Task prompt:
Count how many lines of the material below have the word "index" and give only the number.

= = = = = = =

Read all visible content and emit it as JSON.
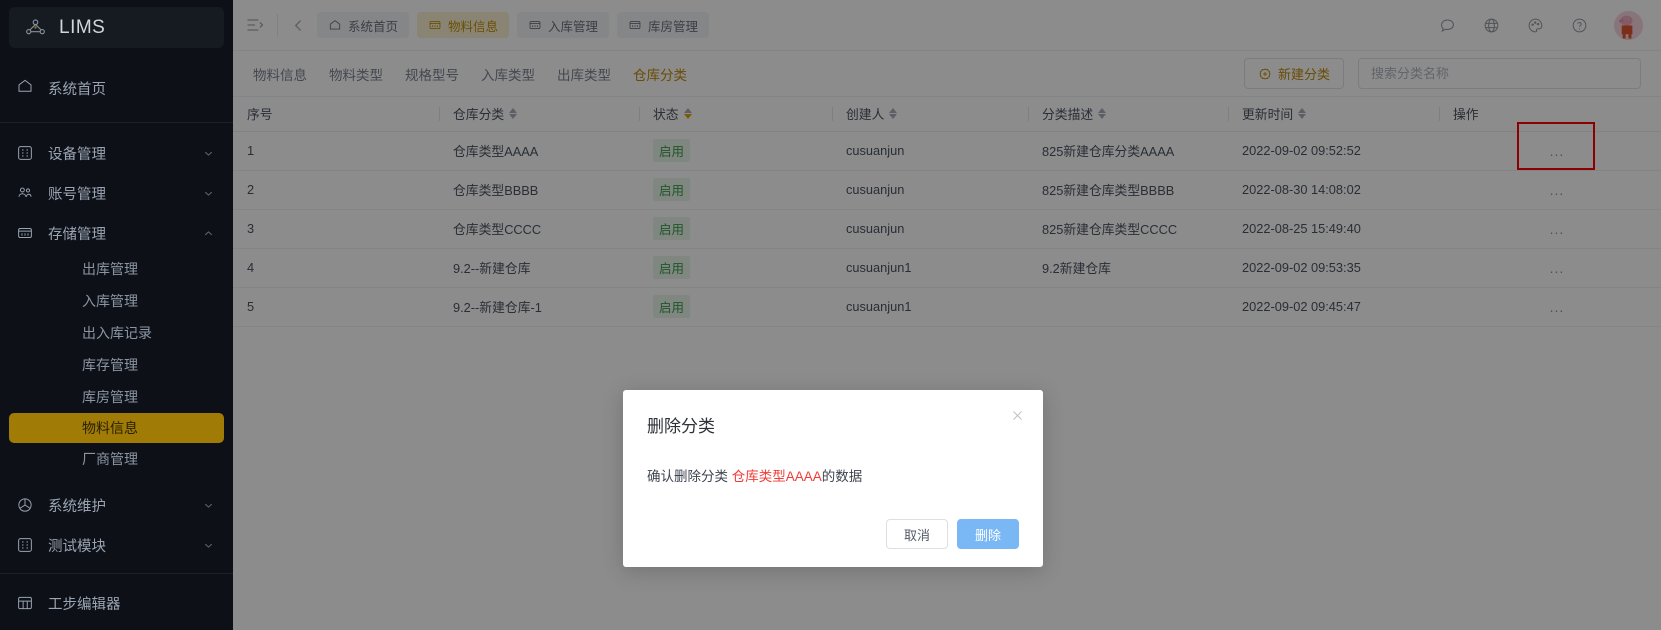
{
  "app": {
    "brand": "LIMS",
    "logo_icon": "network-node-icon"
  },
  "sidebar": {
    "home": {
      "label": "系统首页",
      "icon": "home-icon"
    },
    "groups": [
      {
        "label": "设备管理",
        "icon": "device-grid-icon",
        "expanded": false
      },
      {
        "label": "账号管理",
        "icon": "users-icon",
        "expanded": false
      },
      {
        "label": "存储管理",
        "icon": "storage-box-icon",
        "expanded": true
      }
    ],
    "storage_children": [
      {
        "label": "出库管理",
        "active": false
      },
      {
        "label": "入库管理",
        "active": false
      },
      {
        "label": "出入库记录",
        "active": false
      },
      {
        "label": "库存管理",
        "active": false
      },
      {
        "label": "库房管理",
        "active": false
      },
      {
        "label": "物料信息",
        "active": true
      },
      {
        "label": "厂商管理",
        "active": false
      }
    ],
    "groups_tail": [
      {
        "label": "系统维护",
        "icon": "wrench-circle-icon",
        "expanded": false
      },
      {
        "label": "测试模块",
        "icon": "test-grid-icon",
        "expanded": false
      }
    ],
    "footer_item": {
      "label": "工步编辑器",
      "icon": "table-icon"
    },
    "active_color": "#a07b06"
  },
  "topbar": {
    "menu_toggle_icon": "menu-collapse-icon",
    "back_icon": "chevron-left-icon",
    "tabs": [
      {
        "label": "系统首页",
        "icon": "home-icon",
        "active": false
      },
      {
        "label": "物料信息",
        "icon": "storage-box-icon",
        "active": true
      },
      {
        "label": "入库管理",
        "icon": "storage-box-icon",
        "active": false
      },
      {
        "label": "库房管理",
        "icon": "storage-box-icon",
        "active": false
      }
    ],
    "right_icons": [
      {
        "name": "chat-icon"
      },
      {
        "name": "globe-icon"
      },
      {
        "name": "palette-icon"
      },
      {
        "name": "help-icon"
      }
    ],
    "avatar_name": "user-avatar",
    "active_tab_color": "#c39309"
  },
  "subnav": {
    "tabs": [
      {
        "label": "物料信息",
        "active": false
      },
      {
        "label": "物料类型",
        "active": false
      },
      {
        "label": "规格型号",
        "active": false
      },
      {
        "label": "入库类型",
        "active": false
      },
      {
        "label": "出库类型",
        "active": false
      },
      {
        "label": "仓库分类",
        "active": true
      }
    ],
    "new_button": {
      "label": "新建分类",
      "icon": "plus-circle-icon"
    },
    "search": {
      "placeholder": "搜索分类名称",
      "value": ""
    }
  },
  "table": {
    "columns": [
      {
        "label": "序号",
        "sortable": false,
        "sort_active": false
      },
      {
        "label": "仓库分类",
        "sortable": true,
        "sort_active": false
      },
      {
        "label": "状态",
        "sortable": true,
        "sort_active": true
      },
      {
        "label": "创建人",
        "sortable": true,
        "sort_active": false
      },
      {
        "label": "分类描述",
        "sortable": true,
        "sort_active": false
      },
      {
        "label": "更新时间",
        "sortable": true,
        "sort_active": false
      },
      {
        "label": "操作",
        "sortable": false,
        "sort_active": false
      }
    ],
    "rows": [
      {
        "index": "1",
        "category": "仓库类型AAAA",
        "status": "启用",
        "creator": "cusuanjun",
        "desc": "825新建仓库分类AAAA",
        "updated": "2022-09-02 09:52:52",
        "action": "..."
      },
      {
        "index": "2",
        "category": "仓库类型BBBB",
        "status": "启用",
        "creator": "cusuanjun",
        "desc": "825新建仓库类型BBBB",
        "updated": "2022-08-30 14:08:02",
        "action": "..."
      },
      {
        "index": "3",
        "category": "仓库类型CCCC",
        "status": "启用",
        "creator": "cusuanjun",
        "desc": "825新建仓库类型CCCC",
        "updated": "2022-08-25 15:49:40",
        "action": "..."
      },
      {
        "index": "4",
        "category": "9.2--新建仓库",
        "status": "启用",
        "creator": "cusuanjun1",
        "desc": "9.2新建仓库",
        "updated": "2022-09-02 09:53:35",
        "action": "..."
      },
      {
        "index": "5",
        "category": "9.2--新建仓库-1",
        "status": "启用",
        "creator": "cusuanjun1",
        "desc": "",
        "updated": "2022-09-02 09:45:47",
        "action": "..."
      }
    ],
    "highlight": {
      "name": "row-1-action-highlight",
      "color": "#ff0000"
    },
    "status_color": "#3a9d4e"
  },
  "modal": {
    "title": "删除分类",
    "close_icon": "close-icon",
    "message_prefix": "确认删除分类 ",
    "message_target": "仓库类型AAAA",
    "message_suffix": "的数据",
    "cancel_label": "取消",
    "confirm_label": "删除",
    "target_color": "#f03b36",
    "confirm_color": "#7ab8f5"
  }
}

= = = = = = =

Full solution:
5